=== TASK TO COMPLETE ===
Copy out the lines below, from the line containing "chat-sidebar: すべてのチャット ▼" through the line containing "page-title: マイチャット xyxy=(233,40,305,54)", with both of those lines included.

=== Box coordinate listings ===
== == ==
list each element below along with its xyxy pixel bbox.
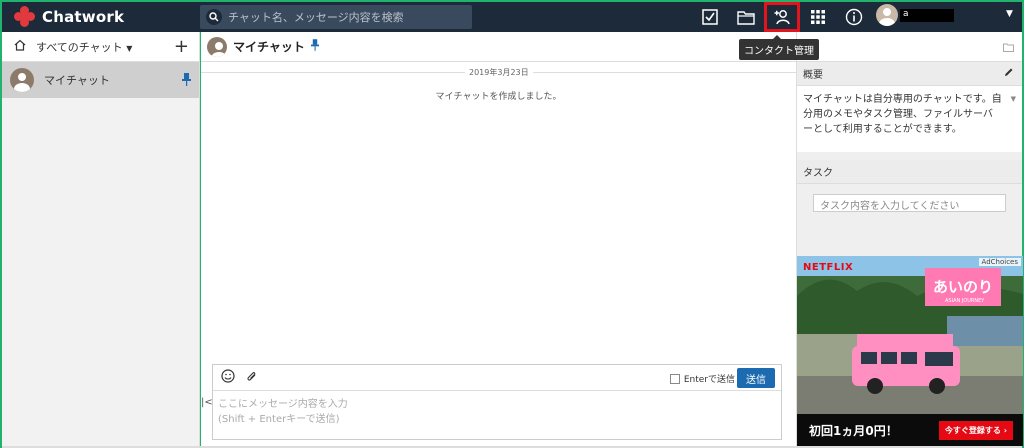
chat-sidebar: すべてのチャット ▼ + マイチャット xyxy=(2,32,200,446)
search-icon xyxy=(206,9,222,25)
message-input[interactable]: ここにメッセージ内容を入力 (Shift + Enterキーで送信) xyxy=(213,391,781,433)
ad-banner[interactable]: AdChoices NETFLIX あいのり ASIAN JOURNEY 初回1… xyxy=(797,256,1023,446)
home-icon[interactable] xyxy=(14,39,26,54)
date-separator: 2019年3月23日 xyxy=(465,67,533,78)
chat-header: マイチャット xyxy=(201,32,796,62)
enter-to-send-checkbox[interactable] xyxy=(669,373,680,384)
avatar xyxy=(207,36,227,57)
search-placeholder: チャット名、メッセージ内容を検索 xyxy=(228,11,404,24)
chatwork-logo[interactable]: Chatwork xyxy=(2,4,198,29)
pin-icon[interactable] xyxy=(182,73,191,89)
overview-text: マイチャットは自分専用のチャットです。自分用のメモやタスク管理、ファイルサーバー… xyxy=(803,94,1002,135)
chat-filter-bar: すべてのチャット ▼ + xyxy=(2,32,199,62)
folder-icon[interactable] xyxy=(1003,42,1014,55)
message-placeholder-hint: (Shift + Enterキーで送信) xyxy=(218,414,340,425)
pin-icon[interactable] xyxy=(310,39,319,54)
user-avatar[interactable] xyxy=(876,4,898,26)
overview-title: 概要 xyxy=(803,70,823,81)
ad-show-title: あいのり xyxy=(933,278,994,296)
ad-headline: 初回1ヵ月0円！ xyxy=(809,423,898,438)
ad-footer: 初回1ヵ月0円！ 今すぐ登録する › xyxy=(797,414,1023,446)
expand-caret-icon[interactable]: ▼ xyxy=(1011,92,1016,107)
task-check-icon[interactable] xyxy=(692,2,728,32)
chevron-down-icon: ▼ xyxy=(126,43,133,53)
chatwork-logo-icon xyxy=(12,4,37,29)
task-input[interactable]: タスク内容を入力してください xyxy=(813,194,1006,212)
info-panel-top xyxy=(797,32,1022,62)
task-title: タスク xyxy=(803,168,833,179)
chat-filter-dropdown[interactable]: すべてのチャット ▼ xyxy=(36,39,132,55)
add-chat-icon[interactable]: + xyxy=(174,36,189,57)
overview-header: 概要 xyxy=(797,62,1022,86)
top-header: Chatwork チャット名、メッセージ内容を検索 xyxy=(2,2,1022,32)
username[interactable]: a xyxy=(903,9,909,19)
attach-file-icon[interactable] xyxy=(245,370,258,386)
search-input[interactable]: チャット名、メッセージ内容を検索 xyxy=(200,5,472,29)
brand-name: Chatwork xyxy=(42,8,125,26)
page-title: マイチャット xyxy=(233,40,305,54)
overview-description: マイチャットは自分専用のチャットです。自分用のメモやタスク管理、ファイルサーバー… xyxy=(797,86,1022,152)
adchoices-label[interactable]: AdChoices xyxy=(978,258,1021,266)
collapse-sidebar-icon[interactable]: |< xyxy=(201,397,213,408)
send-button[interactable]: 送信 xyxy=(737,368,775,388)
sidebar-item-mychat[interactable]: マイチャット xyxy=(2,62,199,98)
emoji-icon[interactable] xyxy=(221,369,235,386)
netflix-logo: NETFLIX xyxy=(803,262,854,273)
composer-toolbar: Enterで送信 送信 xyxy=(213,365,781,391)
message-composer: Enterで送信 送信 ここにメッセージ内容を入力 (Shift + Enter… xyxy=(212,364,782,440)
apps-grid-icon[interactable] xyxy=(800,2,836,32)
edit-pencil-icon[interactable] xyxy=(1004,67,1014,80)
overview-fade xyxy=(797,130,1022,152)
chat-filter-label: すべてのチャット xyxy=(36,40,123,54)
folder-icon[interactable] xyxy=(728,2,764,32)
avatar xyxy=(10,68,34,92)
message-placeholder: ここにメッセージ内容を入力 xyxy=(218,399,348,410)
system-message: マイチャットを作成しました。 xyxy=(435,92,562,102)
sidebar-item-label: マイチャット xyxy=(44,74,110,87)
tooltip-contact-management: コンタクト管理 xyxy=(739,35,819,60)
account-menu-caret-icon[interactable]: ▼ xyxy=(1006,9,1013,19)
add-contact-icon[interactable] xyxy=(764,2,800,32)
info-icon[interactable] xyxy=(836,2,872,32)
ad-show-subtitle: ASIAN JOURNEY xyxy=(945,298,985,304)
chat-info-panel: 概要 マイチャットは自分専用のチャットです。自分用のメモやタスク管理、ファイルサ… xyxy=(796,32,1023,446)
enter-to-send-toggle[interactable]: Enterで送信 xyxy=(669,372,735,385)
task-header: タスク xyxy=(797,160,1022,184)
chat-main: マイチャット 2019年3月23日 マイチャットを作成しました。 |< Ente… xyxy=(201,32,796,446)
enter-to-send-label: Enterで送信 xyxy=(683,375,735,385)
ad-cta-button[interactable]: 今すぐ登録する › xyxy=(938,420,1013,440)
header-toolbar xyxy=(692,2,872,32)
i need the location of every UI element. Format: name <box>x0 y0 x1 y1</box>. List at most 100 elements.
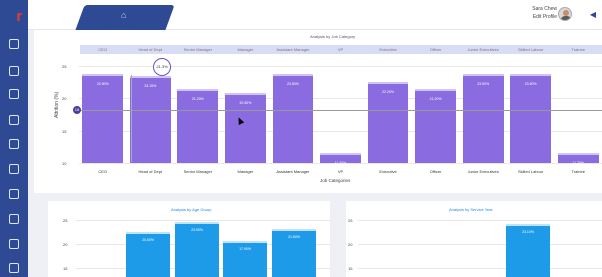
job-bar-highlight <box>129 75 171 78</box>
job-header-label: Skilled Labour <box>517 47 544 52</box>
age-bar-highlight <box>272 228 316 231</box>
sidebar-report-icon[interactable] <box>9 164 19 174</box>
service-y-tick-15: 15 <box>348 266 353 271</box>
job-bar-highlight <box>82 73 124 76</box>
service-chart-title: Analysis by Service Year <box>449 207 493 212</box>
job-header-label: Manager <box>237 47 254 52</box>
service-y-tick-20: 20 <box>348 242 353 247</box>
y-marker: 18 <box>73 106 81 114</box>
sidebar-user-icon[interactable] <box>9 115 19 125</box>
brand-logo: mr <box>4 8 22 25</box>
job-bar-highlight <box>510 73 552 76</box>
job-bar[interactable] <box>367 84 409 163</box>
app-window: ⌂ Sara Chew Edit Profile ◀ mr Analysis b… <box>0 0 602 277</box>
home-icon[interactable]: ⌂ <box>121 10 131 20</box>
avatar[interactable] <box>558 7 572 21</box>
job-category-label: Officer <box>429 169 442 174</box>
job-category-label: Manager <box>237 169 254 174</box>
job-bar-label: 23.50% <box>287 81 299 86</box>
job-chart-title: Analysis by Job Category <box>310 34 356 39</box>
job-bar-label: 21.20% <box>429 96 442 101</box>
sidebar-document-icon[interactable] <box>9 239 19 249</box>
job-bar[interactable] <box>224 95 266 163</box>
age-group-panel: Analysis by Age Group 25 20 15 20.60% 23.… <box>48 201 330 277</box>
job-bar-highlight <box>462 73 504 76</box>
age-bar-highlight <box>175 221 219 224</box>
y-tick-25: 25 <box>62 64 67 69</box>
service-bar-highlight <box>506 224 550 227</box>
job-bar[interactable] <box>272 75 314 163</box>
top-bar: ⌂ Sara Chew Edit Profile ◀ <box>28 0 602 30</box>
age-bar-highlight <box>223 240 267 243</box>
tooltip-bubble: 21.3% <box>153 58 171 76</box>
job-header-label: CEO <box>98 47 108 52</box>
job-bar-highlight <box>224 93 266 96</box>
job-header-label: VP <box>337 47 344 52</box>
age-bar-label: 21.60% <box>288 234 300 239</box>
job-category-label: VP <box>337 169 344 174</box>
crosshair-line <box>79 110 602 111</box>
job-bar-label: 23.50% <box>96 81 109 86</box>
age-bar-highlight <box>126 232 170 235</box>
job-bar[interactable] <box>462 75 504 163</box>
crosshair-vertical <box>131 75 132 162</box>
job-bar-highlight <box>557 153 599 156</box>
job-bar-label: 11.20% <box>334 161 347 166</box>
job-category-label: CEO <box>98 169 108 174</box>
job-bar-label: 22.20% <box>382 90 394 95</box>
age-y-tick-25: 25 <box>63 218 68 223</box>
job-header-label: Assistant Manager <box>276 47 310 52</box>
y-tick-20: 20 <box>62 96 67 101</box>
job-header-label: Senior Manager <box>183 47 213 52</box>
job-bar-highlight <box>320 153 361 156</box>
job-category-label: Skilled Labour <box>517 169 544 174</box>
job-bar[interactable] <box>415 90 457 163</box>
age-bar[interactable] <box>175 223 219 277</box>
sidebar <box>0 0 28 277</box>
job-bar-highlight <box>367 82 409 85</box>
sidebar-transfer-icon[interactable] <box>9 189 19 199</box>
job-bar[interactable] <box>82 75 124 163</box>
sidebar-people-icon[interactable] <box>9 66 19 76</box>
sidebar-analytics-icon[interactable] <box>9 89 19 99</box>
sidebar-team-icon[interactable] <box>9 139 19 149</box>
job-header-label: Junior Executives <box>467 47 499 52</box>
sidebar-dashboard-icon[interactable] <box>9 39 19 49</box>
== == ==
=== TASK OUTPUT ===
chat-sidebar: すべてのチャット ▼ + マイチャット xyxy=(2,32,200,446)
search-icon xyxy=(206,9,222,25)
message-input[interactable]: ここにメッセージ内容を入力 (Shift + Enterキーで送信) xyxy=(213,391,781,433)
ad-banner[interactable]: AdChoices NETFLIX あいのり ASIAN JOURNEY 初回1… xyxy=(797,256,1023,446)
home-icon[interactable] xyxy=(14,39,26,54)
date-separator: 2019年3月23日 xyxy=(465,67,533,78)
chat-header: マイチャット xyxy=(201,32,796,62)
enter-to-send-checkbox[interactable] xyxy=(669,373,680,384)
avatar xyxy=(207,36,227,57)
search-placeholder: チャット名、メッセージ内容を検索 xyxy=(228,11,404,24)
chatwork-logo[interactable]: Chatwork xyxy=(2,4,198,29)
pin-icon[interactable] xyxy=(182,73,191,89)
overview-text: マイチャットは自分専用のチャットです。自分用のメモやタスク管理、ファイルサーバー… xyxy=(803,94,1002,135)
chat-filter-bar: すべてのチャット ▼ + xyxy=(2,32,199,62)
folder-icon[interactable] xyxy=(1003,42,1014,55)
message-placeholder-hint: (Shift + Enterキーで送信) xyxy=(218,414,340,425)
pin-icon[interactable] xyxy=(310,39,319,54)
user-avatar[interactable] xyxy=(876,4,898,26)
overview-title: 概要 xyxy=(803,70,823,81)
ad-show-title: あいのり xyxy=(933,278,994,296)
ad-headline: 初回1ヵ月0円！ xyxy=(809,423,898,438)
ad-footer: 初回1ヵ月0円！ 今すぐ登録する › xyxy=(797,414,1023,446)
expand-caret-icon[interactable]: ▼ xyxy=(1011,92,1016,107)
task-check-icon[interactable] xyxy=(692,2,728,32)
chevron-down-icon: ▼ xyxy=(126,43,133,53)
chatwork-logo-icon xyxy=(12,4,37,29)
task-input[interactable]: タスク内容を入力してください xyxy=(813,194,1006,212)
info-panel-top xyxy=(797,32,1022,62)
task-title: タスク xyxy=(803,168,833,179)
chat-filter-dropdown[interactable]: すべてのチャット ▼ xyxy=(36,39,132,55)
add-chat-icon[interactable]: + xyxy=(174,36,189,57)
overview-header: 概要 xyxy=(797,62,1022,86)
top-header: Chatwork チャット名、メッセージ内容を検索 xyxy=(2,2,1022,32)
username[interactable]: a xyxy=(903,9,909,19)
attach-file-icon[interactable] xyxy=(245,370,258,386)
search-input[interactable]: チャット名、メッセージ内容を検索 xyxy=(200,5,472,29)
brand-name: Chatwork xyxy=(42,8,125,26)
page-title: マイチャット xyxy=(233,40,305,54)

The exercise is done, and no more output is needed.